Exercise directions: Determine how many lines hold "REQUEST" and give only that number.

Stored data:
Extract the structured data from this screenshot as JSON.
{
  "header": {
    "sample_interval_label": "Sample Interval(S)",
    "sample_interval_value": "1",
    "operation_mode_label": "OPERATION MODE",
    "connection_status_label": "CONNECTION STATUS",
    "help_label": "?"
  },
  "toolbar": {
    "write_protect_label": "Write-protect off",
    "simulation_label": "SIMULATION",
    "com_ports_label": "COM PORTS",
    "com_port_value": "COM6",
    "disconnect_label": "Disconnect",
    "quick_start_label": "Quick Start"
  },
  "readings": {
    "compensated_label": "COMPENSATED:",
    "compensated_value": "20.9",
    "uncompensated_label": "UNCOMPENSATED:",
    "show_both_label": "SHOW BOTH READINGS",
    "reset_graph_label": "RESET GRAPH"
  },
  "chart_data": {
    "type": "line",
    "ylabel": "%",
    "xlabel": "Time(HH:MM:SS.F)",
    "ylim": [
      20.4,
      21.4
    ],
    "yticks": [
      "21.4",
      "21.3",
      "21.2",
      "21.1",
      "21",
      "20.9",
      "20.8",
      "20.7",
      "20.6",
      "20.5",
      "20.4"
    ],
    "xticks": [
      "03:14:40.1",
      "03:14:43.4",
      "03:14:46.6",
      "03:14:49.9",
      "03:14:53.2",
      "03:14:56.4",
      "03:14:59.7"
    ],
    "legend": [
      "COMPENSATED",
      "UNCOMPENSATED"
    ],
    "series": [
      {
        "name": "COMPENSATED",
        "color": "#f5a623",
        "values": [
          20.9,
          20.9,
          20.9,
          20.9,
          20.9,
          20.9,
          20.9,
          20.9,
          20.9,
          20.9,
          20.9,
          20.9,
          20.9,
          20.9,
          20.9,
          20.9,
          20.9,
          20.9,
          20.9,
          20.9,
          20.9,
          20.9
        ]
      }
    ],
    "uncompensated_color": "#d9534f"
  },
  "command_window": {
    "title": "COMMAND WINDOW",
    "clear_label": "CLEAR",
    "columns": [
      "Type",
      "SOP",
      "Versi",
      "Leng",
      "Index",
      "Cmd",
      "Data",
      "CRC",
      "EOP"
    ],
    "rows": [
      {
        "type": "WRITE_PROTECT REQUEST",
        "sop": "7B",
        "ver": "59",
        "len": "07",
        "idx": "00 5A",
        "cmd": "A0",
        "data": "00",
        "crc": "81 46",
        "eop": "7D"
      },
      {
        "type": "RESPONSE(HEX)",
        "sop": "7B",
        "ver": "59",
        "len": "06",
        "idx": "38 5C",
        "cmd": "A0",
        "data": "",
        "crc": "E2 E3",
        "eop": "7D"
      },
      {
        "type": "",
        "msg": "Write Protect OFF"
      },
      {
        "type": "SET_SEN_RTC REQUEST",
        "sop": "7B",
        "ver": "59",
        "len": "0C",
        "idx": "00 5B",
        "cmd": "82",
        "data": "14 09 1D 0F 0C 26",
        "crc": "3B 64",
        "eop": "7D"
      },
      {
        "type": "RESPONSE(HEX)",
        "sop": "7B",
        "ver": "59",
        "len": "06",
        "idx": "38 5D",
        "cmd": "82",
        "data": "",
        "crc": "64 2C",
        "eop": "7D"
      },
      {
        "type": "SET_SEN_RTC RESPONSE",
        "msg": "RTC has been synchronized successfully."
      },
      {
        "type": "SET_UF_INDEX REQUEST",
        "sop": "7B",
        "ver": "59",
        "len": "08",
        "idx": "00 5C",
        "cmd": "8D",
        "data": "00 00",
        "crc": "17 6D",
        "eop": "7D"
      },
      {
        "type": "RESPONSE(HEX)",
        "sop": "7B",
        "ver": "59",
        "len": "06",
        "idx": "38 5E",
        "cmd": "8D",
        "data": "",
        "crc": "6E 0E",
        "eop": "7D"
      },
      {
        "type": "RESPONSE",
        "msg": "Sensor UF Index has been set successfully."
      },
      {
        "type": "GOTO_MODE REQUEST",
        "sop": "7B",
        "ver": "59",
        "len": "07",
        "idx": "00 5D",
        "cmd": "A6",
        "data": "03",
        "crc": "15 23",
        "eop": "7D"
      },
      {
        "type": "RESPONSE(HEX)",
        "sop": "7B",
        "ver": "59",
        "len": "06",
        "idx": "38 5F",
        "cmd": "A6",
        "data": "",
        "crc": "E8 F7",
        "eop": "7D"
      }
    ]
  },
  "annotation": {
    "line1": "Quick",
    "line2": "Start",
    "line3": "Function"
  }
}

Response for this exercise: 4